- PROBLEM TO WORK ON -
Every line that contains the word "pipe" should be copied.

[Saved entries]

★ ★ ★ ★ ★

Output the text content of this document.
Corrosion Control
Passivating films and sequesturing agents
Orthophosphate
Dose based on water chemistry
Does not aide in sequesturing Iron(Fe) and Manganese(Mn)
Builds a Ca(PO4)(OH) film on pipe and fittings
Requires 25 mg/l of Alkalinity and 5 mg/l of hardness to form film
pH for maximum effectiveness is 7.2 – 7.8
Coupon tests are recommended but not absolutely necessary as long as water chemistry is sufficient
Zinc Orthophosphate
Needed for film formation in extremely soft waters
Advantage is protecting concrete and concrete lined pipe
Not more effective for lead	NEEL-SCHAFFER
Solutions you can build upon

★ ★ ★ ★ ★

- COMPLETED EXERCISE -
Builds a Ca(PO4)(OH) film on pipe and fittings
Advantage is protecting concrete and concrete lined pipe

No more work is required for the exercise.